__Problem requirements__. All of the material below is to be restated word for word, apart from the pictures.

::::

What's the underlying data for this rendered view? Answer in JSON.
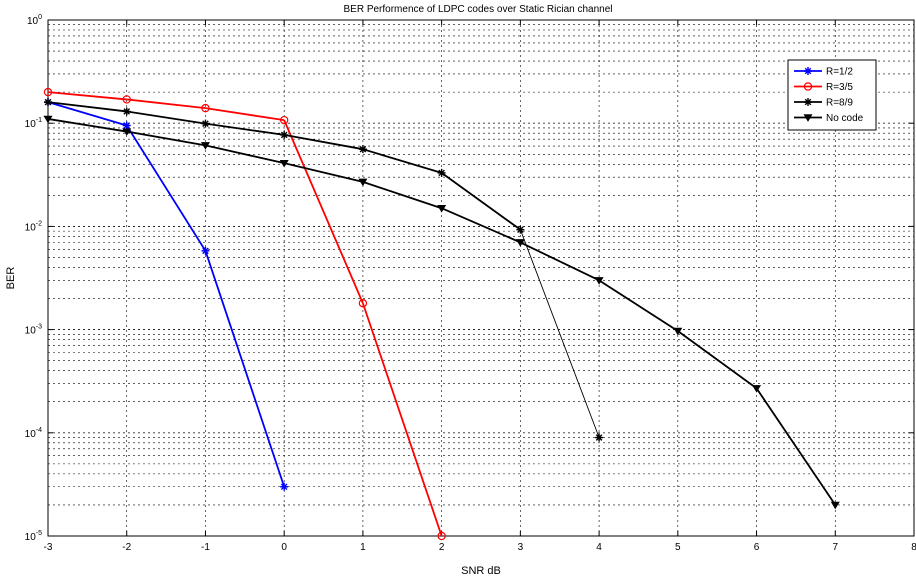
{
  "chart_data": {
    "type": "line",
    "title": "BER Performence of LDPC codes over Static Rician channel",
    "xlabel": "SNR dB",
    "ylabel": "BER",
    "xlim": [
      -3,
      8
    ],
    "ylim": [
      1e-05,
      1
    ],
    "yscale": "log",
    "grid": true,
    "legend_position": "top-right",
    "x_ticks": [
      -3,
      -2,
      -1,
      0,
      1,
      2,
      3,
      4,
      5,
      6,
      7,
      8
    ],
    "y_ticks": [
      {
        "value": 1,
        "base": "10",
        "exp": "0"
      },
      {
        "value": 0.1,
        "base": "10",
        "exp": "-1"
      },
      {
        "value": 0.01,
        "base": "10",
        "exp": "-2"
      },
      {
        "value": 0.001,
        "base": "10",
        "exp": "-3"
      },
      {
        "value": 0.0001,
        "base": "10",
        "exp": "-4"
      },
      {
        "value": 1e-05,
        "base": "10",
        "exp": "-5"
      }
    ],
    "series": [
      {
        "name": "R=1/2",
        "color": "#0000ff",
        "marker": "star",
        "x": [
          -3,
          -2,
          -1,
          0
        ],
        "y": [
          0.16,
          0.095,
          0.0058,
          3e-05
        ]
      },
      {
        "name": "R=3/5",
        "color": "#ff0000",
        "marker": "circle",
        "x": [
          -3,
          -2,
          -1,
          0,
          1,
          2
        ],
        "y": [
          0.2,
          0.17,
          0.14,
          0.107,
          0.0018,
          1e-05
        ]
      },
      {
        "name": "R=8/9",
        "color": "#000000",
        "marker": "star",
        "x": [
          -3,
          -2,
          -1,
          0,
          1,
          2,
          3,
          4
        ],
        "y": [
          0.16,
          0.13,
          0.099,
          0.077,
          0.056,
          0.033,
          0.0093,
          9e-05
        ]
      },
      {
        "name": "No code",
        "color": "#000000",
        "marker": "triangle-down",
        "x": [
          -3,
          -2,
          -1,
          0,
          1,
          2,
          3,
          4,
          5,
          6,
          7
        ],
        "y": [
          0.11,
          0.083,
          0.061,
          0.041,
          0.027,
          0.015,
          0.007,
          0.003,
          0.00097,
          0.00027,
          2e-05
        ]
      }
    ]
  }
}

::::

__Right answer__.
What's the underlying data for this rendered view? Answer in JSON.
{
  "chart_data": {
    "type": "line",
    "title": "BER Performence of LDPC codes over Static Rician channel",
    "xlabel": "SNR dB",
    "ylabel": "BER",
    "xlim": [
      -3,
      8
    ],
    "ylim": [
      1e-05,
      1
    ],
    "yscale": "log",
    "grid": true,
    "legend_position": "top-right",
    "x_ticks": [
      -3,
      -2,
      -1,
      0,
      1,
      2,
      3,
      4,
      5,
      6,
      7,
      8
    ],
    "y_ticks": [
      {
        "value": 1,
        "base": "10",
        "exp": "0"
      },
      {
        "value": 0.1,
        "base": "10",
        "exp": "-1"
      },
      {
        "value": 0.01,
        "base": "10",
        "exp": "-2"
      },
      {
        "value": 0.001,
        "base": "10",
        "exp": "-3"
      },
      {
        "value": 0.0001,
        "base": "10",
        "exp": "-4"
      },
      {
        "value": 1e-05,
        "base": "10",
        "exp": "-5"
      }
    ],
    "series": [
      {
        "name": "R=1/2",
        "color": "#0000ff",
        "marker": "star",
        "x": [
          -3,
          -2,
          -1,
          0
        ],
        "y": [
          0.16,
          0.095,
          0.0058,
          3e-05
        ]
      },
      {
        "name": "R=3/5",
        "color": "#ff0000",
        "marker": "circle",
        "x": [
          -3,
          -2,
          -1,
          0,
          1,
          2
        ],
        "y": [
          0.2,
          0.17,
          0.14,
          0.107,
          0.0018,
          1e-05
        ]
      },
      {
        "name": "R=8/9",
        "color": "#000000",
        "marker": "star",
        "x": [
          -3,
          -2,
          -1,
          0,
          1,
          2,
          3,
          4
        ],
        "y": [
          0.16,
          0.13,
          0.099,
          0.077,
          0.056,
          0.033,
          0.0093,
          9e-05
        ]
      },
      {
        "name": "No code",
        "color": "#000000",
        "marker": "triangle-down",
        "x": [
          -3,
          -2,
          -1,
          0,
          1,
          2,
          3,
          4,
          5,
          6,
          7
        ],
        "y": [
          0.11,
          0.083,
          0.061,
          0.041,
          0.027,
          0.015,
          0.007,
          0.003,
          0.00097,
          0.00027,
          2e-05
        ]
      }
    ]
  }
}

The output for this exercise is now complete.